(Dataset excerpt)
——

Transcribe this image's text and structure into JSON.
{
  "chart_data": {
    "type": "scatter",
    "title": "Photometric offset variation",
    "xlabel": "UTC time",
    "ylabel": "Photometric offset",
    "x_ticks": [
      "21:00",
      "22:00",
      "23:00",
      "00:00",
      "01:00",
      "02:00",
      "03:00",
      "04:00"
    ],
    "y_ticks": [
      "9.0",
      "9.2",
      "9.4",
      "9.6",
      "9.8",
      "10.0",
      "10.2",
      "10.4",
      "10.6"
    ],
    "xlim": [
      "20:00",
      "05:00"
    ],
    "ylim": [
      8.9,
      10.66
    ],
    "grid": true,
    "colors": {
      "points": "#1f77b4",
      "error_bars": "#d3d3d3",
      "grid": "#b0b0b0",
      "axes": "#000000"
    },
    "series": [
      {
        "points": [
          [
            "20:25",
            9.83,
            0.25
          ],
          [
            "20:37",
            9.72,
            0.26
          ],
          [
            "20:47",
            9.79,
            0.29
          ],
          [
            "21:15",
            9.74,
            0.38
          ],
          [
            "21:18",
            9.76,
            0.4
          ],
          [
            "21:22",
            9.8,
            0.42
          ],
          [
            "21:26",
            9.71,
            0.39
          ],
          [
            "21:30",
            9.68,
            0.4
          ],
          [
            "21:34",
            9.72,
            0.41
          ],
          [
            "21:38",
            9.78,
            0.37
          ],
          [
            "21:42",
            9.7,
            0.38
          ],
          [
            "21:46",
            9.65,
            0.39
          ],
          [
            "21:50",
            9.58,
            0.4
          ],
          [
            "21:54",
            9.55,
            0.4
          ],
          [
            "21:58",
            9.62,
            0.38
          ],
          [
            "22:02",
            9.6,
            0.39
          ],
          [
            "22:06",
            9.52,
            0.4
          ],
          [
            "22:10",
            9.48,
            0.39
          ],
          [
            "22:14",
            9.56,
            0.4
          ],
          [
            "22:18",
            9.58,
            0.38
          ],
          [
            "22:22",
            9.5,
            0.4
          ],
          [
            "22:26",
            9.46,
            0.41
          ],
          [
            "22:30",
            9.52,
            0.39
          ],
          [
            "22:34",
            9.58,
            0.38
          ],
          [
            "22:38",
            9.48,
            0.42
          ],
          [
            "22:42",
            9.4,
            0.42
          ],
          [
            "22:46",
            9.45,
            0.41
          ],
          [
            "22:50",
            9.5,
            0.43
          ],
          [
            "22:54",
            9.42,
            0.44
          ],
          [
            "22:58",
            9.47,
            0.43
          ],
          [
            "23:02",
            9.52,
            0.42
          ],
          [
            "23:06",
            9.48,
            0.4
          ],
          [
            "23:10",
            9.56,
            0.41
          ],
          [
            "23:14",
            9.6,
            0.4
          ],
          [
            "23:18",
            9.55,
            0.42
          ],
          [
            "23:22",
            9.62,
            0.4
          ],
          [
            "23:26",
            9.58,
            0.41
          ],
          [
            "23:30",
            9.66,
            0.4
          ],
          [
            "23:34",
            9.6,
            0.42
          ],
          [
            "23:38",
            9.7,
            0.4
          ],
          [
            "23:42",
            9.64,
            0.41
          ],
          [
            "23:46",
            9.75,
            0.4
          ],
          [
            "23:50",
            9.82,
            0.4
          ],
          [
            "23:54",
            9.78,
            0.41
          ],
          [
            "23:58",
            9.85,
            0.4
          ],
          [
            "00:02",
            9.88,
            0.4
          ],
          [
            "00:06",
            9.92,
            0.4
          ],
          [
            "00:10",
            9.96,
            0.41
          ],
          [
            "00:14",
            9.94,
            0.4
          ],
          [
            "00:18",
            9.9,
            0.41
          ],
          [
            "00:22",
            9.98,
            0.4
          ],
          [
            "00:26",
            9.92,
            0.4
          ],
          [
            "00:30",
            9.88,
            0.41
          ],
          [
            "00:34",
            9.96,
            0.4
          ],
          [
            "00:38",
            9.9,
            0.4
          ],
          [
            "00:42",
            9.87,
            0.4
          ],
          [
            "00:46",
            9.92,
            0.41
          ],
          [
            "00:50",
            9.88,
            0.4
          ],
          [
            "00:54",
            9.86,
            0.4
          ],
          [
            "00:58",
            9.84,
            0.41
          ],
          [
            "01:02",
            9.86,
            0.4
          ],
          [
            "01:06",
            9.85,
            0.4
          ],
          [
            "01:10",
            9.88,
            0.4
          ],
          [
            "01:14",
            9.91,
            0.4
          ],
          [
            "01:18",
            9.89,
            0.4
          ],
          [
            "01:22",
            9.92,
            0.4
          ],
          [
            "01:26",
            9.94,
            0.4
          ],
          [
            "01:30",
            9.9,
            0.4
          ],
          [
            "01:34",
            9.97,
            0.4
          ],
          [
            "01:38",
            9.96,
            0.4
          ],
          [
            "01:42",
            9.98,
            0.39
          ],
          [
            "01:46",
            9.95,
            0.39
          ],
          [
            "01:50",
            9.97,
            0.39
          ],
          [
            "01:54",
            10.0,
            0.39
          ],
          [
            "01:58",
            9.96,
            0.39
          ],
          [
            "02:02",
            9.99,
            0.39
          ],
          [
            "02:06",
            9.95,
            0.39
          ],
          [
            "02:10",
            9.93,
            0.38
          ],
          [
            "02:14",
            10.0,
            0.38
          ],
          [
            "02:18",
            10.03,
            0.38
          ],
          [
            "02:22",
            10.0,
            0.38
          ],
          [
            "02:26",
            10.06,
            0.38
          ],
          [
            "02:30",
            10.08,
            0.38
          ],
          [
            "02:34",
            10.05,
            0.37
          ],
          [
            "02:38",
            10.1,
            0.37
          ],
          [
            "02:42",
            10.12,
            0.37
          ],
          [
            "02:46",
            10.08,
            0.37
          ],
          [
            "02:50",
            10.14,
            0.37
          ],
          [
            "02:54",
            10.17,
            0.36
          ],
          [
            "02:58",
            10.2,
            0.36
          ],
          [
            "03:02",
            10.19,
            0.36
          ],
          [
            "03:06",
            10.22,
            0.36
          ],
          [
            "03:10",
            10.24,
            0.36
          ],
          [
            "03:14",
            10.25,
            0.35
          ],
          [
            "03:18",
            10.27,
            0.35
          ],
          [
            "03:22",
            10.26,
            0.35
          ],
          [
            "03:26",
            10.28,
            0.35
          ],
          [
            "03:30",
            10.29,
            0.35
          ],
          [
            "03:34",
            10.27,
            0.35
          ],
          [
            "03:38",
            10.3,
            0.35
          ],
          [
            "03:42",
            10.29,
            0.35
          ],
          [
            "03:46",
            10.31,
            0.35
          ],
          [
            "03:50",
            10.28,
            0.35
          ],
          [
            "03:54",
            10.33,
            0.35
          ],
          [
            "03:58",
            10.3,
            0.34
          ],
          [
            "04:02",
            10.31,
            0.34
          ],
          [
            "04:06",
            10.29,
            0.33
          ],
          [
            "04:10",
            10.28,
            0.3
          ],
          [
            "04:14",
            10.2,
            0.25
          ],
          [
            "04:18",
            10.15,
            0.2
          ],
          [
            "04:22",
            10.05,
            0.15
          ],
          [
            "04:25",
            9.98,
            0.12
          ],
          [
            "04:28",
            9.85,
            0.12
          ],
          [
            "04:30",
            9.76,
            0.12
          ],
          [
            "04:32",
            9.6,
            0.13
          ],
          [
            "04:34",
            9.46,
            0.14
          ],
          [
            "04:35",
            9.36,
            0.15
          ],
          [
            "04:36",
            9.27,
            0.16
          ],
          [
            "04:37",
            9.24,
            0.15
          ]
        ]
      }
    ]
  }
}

——

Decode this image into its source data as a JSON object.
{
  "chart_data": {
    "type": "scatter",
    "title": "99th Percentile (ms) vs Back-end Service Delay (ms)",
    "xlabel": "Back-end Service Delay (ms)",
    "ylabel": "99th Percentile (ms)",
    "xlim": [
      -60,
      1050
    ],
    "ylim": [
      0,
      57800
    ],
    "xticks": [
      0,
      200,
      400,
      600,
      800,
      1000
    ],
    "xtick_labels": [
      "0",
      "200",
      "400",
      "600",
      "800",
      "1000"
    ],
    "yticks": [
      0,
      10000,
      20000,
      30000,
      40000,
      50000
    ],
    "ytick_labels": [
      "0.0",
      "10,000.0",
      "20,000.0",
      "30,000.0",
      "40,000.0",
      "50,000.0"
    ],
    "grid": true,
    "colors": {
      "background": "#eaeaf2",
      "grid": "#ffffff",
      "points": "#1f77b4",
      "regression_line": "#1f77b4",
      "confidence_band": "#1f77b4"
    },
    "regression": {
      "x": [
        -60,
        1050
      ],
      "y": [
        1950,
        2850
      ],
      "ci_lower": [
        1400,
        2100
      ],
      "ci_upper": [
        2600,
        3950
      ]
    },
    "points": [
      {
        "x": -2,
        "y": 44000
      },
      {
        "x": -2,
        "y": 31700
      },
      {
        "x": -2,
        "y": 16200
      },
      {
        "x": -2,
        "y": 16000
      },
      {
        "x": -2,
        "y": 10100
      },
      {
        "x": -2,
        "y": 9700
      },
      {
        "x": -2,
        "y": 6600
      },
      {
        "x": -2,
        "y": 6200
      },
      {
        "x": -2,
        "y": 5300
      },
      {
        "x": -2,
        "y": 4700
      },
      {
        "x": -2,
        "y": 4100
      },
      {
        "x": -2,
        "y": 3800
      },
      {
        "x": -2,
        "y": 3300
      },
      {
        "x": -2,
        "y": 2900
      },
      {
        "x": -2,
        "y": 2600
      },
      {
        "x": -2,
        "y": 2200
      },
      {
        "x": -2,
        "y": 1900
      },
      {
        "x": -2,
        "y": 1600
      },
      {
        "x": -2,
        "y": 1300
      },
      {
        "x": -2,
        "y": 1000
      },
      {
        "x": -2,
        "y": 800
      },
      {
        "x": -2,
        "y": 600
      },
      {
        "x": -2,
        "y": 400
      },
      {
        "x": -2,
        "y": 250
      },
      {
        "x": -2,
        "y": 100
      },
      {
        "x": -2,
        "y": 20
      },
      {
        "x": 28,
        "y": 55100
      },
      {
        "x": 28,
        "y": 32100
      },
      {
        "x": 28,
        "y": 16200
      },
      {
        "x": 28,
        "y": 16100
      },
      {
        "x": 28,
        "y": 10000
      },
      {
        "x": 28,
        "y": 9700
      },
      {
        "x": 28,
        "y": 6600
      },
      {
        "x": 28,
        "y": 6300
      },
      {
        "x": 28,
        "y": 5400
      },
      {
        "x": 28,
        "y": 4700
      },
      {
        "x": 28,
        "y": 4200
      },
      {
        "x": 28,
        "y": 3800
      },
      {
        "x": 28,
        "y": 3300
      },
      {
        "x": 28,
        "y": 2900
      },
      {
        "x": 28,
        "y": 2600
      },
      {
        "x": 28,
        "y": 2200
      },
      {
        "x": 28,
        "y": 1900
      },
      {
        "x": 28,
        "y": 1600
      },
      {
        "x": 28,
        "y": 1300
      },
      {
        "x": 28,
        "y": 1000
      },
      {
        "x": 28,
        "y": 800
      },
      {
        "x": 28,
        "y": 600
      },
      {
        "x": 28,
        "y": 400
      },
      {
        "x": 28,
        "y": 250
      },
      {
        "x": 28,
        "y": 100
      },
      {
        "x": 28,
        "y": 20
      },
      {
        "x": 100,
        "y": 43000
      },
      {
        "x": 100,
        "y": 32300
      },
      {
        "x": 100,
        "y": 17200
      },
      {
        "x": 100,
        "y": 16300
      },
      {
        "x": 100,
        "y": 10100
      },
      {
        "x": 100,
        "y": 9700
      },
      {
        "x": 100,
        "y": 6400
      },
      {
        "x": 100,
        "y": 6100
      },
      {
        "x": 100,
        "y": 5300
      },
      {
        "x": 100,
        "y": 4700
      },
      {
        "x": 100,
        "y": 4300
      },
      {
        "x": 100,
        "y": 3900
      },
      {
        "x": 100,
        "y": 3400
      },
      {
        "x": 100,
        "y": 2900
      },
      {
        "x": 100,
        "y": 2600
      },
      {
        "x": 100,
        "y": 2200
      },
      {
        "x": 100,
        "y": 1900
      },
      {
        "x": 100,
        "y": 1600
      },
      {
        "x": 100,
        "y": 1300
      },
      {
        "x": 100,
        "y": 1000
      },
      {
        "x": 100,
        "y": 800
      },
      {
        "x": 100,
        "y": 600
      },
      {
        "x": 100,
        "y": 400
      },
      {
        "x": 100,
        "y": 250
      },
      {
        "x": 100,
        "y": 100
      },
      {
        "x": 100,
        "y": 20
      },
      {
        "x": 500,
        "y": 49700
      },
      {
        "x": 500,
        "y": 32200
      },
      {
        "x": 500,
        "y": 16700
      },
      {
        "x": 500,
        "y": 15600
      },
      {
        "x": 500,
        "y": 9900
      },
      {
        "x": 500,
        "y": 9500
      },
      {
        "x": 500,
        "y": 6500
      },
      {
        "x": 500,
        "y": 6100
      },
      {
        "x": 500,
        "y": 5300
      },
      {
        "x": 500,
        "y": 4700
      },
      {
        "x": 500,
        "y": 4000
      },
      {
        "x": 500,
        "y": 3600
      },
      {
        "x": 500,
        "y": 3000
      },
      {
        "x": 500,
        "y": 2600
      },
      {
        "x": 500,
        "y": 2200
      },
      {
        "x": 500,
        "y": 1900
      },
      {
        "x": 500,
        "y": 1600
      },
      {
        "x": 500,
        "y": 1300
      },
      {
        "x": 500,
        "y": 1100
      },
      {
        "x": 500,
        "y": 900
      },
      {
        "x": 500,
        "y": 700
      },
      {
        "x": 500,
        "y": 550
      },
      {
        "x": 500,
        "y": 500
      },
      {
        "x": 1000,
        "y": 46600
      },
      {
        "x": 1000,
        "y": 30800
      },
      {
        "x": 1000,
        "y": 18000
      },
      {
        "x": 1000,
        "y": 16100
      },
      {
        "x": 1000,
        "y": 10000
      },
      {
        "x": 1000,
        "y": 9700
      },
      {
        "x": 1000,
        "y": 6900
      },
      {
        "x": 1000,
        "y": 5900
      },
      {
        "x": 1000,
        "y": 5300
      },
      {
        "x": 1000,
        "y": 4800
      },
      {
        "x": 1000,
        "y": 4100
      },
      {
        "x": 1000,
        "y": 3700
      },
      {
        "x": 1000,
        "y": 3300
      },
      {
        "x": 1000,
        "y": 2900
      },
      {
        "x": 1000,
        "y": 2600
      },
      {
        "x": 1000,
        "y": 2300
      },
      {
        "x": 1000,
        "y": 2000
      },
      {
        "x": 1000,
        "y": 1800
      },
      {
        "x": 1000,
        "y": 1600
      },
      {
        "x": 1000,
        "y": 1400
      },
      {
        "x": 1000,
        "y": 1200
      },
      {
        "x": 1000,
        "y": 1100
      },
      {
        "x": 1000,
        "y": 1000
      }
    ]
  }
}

——

Required work>
Report each line in the preceding entries that holds the string "offset".

Complete answer>
    "title": "Photometric offset variation",
    "ylabel": "Photometric offset",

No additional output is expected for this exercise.